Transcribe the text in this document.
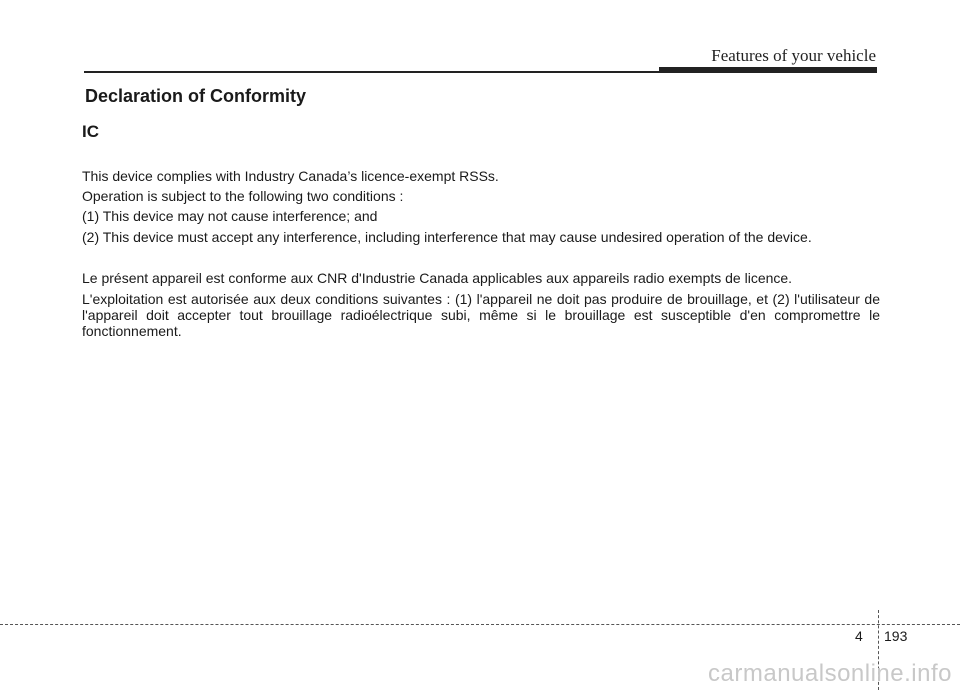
Features of your vehicle
Declaration of Conformity
IC

This device complies with Industry Canada’s licence-exempt RSSs.

Operation is subject to the following two conditions :

(1) This device may not cause interference; and

(2) This device must accept any interference, including interference that may cause undesired operation of the device.

Le présent appareil est conforme aux CNR d'Industrie Canada applicables aux appareils radio exempts de licence.

L'exploitation est autorisée aux deux conditions suivantes : (1) l'appareil ne doit pas produire de brouillage, et (2) l'utilisateur de l'appareil doit accepter tout brouillage radioélectrique subi, même si le brouillage est susceptible d'en compromettre le fonctionnement.

4 193
carmanualsonline.info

══════════

Written exercise
Pick out each line above that includes "device" and show it.

Solution below
This device complies with Industry Canada’s licence-exempt RSSs.
(1) This device may not cause interference; and
(2) This device must accept any interference, including interference that may cause undesired operation of the device.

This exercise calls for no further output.